* _LISTED ENTRIES_:
*-*-*
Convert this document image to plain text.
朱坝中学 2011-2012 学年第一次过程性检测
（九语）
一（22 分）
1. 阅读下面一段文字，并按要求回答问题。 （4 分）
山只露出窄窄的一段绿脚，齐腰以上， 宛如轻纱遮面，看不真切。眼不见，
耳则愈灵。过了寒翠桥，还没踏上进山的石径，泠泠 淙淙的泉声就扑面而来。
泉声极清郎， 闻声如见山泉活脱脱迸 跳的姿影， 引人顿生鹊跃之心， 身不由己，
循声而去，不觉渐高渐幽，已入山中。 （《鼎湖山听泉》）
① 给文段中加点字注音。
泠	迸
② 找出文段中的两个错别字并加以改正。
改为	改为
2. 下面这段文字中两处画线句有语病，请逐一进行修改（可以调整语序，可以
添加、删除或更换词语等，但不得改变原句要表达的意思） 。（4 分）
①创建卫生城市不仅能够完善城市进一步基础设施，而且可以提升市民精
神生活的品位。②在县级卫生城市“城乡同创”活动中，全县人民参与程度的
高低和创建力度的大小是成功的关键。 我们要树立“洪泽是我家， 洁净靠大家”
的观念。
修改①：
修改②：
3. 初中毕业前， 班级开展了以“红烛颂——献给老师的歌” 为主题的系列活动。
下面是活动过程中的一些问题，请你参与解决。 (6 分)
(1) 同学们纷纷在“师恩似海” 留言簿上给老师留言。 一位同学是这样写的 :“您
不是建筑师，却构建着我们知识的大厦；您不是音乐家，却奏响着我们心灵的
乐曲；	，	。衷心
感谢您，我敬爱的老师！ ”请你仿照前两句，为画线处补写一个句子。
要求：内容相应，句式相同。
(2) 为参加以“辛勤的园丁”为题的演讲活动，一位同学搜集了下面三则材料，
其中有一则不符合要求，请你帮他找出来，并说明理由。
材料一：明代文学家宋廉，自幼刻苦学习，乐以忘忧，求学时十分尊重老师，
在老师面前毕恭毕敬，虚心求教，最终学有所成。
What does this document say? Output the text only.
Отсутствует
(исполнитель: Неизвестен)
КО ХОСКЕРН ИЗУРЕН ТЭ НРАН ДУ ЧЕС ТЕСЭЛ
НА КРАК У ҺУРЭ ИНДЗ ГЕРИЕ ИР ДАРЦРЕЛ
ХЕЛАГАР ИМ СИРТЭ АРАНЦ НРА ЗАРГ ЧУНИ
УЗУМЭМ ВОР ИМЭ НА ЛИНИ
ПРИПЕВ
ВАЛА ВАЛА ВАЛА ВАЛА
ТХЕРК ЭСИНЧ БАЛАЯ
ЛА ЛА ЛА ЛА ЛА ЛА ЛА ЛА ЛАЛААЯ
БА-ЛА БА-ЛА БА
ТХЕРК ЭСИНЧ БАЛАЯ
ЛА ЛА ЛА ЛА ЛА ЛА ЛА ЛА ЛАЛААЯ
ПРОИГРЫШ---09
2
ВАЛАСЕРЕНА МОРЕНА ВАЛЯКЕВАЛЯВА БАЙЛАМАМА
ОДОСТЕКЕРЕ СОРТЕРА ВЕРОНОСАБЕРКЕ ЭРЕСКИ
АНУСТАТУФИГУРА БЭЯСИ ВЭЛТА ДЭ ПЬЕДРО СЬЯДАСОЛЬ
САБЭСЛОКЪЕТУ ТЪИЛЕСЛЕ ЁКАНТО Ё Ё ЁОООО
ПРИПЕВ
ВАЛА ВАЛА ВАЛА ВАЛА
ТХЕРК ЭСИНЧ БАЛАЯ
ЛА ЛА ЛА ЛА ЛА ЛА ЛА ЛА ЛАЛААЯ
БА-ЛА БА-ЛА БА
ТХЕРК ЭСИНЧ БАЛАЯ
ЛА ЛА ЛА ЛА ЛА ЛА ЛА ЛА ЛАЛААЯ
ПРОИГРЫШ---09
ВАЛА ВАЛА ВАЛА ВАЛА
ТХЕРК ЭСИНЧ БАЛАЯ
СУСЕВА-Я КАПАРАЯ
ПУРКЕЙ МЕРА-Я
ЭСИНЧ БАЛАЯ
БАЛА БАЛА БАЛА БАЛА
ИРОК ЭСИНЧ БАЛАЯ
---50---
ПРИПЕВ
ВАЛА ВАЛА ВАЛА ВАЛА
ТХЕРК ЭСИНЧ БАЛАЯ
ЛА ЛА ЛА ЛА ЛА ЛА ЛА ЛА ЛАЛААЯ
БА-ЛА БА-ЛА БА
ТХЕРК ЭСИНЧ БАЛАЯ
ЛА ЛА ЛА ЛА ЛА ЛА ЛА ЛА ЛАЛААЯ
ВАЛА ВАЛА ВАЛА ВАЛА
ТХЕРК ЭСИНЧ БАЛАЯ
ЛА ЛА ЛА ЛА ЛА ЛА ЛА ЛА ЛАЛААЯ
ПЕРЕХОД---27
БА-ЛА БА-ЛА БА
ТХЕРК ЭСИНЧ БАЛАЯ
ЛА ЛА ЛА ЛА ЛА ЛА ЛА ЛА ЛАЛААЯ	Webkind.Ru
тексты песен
*-*-*
* _WRITTEN EXERCISE_: Extract the whole listing, character for character.

* _THE SOLUTION_:
Convert this document image to plain text.
朱坝中学 2011-2012 学年第一次过程性检测
（九语）
一（22 分）
1. 阅读下面一段文字，并按要求回答问题。 （4 分）
山只露出窄窄的一段绿脚，齐腰以上， 宛如轻纱遮面，看不真切。眼不见，
耳则愈灵。过了寒翠桥，还没踏上进山的石径，泠泠 淙淙的泉声就扑面而来。
泉声极清郎， 闻声如见山泉活脱脱迸 跳的姿影， 引人顿生鹊跃之心， 身不由己，
循声而去，不觉渐高渐幽，已入山中。 （《鼎湖山听泉》）
① 给文段中加点字注音。
泠	迸
② 找出文段中的两个错别字并加以改正。
改为	改为
2. 下面这段文字中两处画线句有语病，请逐一进行修改（可以调整语序，可以
添加、删除或更换词语等，但不得改变原句要表达的意思） 。（4 分）
①创建卫生城市不仅能够完善城市进一步基础设施，而且可以提升市民精
神生活的品位。②在县级卫生城市“城乡同创”活动中，全县人民参与程度的
高低和创建力度的大小是成功的关键。 我们要树立“洪泽是我家， 洁净靠大家”
的观念。
修改①：
修改②：
3. 初中毕业前， 班级开展了以“红烛颂——献给老师的歌” 为主题的系列活动。
下面是活动过程中的一些问题，请你参与解决。 (6 分)
(1) 同学们纷纷在“师恩似海” 留言簿上给老师留言。 一位同学是这样写的 :“您
不是建筑师，却构建着我们知识的大厦；您不是音乐家，却奏响着我们心灵的
乐曲；	，	。衷心
感谢您，我敬爱的老师！ ”请你仿照前两句，为画线处补写一个句子。
要求：内容相应，句式相同。
(2) 为参加以“辛勤的园丁”为题的演讲活动，一位同学搜集了下面三则材料，
其中有一则不符合要求，请你帮他找出来，并说明理由。
材料一：明代文学家宋廉，自幼刻苦学习，乐以忘忧，求学时十分尊重老师，
在老师面前毕恭毕敬，虚心求教，最终学有所成。
What does this document say? Output the text only.
Отсутствует
(исполнитель: Неизвестен)
КО ХОСКЕРН ИЗУРЕН ТЭ НРАН ДУ ЧЕС ТЕСЭЛ
НА КРАК У ҺУРЭ ИНДЗ ГЕРИЕ ИР ДАРЦРЕЛ
ХЕЛАГАР ИМ СИРТЭ АРАНЦ НРА ЗАРГ ЧУНИ
УЗУМЭМ ВОР ИМЭ НА ЛИНИ
ПРИПЕВ
ВАЛА ВАЛА ВАЛА ВАЛА
ТХЕРК ЭСИНЧ БАЛАЯ
ЛА ЛА ЛА ЛА ЛА ЛА ЛА ЛА ЛАЛААЯ
БА-ЛА БА-ЛА БА
ТХЕРК ЭСИНЧ БАЛАЯ
ЛА ЛА ЛА ЛА ЛА ЛА ЛА ЛА ЛАЛААЯ
ПРОИГРЫШ---09
2
ВАЛАСЕРЕНА МОРЕНА ВАЛЯКЕВАЛЯВА БАЙЛАМАМА
ОДОСТЕКЕРЕ СОРТЕРА ВЕРОНОСАБЕРКЕ ЭРЕСКИ
АНУСТАТУФИГУРА БЭЯСИ ВЭЛТА ДЭ ПЬЕДРО СЬЯДАСОЛЬ
САБЭСЛОКЪЕТУ ТЪИЛЕСЛЕ ЁКАНТО Ё Ё ЁОООО
ПРИПЕВ
ВАЛА ВАЛА ВАЛА ВАЛА
ТХЕРК ЭСИНЧ БАЛАЯ
ЛА ЛА ЛА ЛА ЛА ЛА ЛА ЛА ЛАЛААЯ
БА-ЛА БА-ЛА БА
ТХЕРК ЭСИНЧ БАЛАЯ
ЛА ЛА ЛА ЛА ЛА ЛА ЛА ЛА ЛАЛААЯ
ПРОИГРЫШ---09
ВАЛА ВАЛА ВАЛА ВАЛА
ТХЕРК ЭСИНЧ БАЛАЯ
СУСЕВА-Я КАПАРАЯ
ПУРКЕЙ МЕРА-Я
ЭСИНЧ БАЛАЯ
БАЛА БАЛА БАЛА БАЛА
ИРОК ЭСИНЧ БАЛАЯ
---50---
ПРИПЕВ
ВАЛА ВАЛА ВАЛА ВАЛА
ТХЕРК ЭСИНЧ БАЛАЯ
ЛА ЛА ЛА ЛА ЛА ЛА ЛА ЛА ЛАЛААЯ
БА-ЛА БА-ЛА БА
ТХЕРК ЭСИНЧ БАЛАЯ
ЛА ЛА ЛА ЛА ЛА ЛА ЛА ЛА ЛАЛААЯ
ВАЛА ВАЛА ВАЛА ВАЛА
ТХЕРК ЭСИНЧ БАЛАЯ
ЛА ЛА ЛА ЛА ЛА ЛА ЛА ЛА ЛАЛААЯ
ПЕРЕХОД---27
БА-ЛА БА-ЛА БА
ТХЕРК ЭСИНЧ БАЛАЯ
ЛА ЛА ЛА ЛА ЛА ЛА ЛА ЛА ЛАЛААЯ	Webkind.Ru
тексты песен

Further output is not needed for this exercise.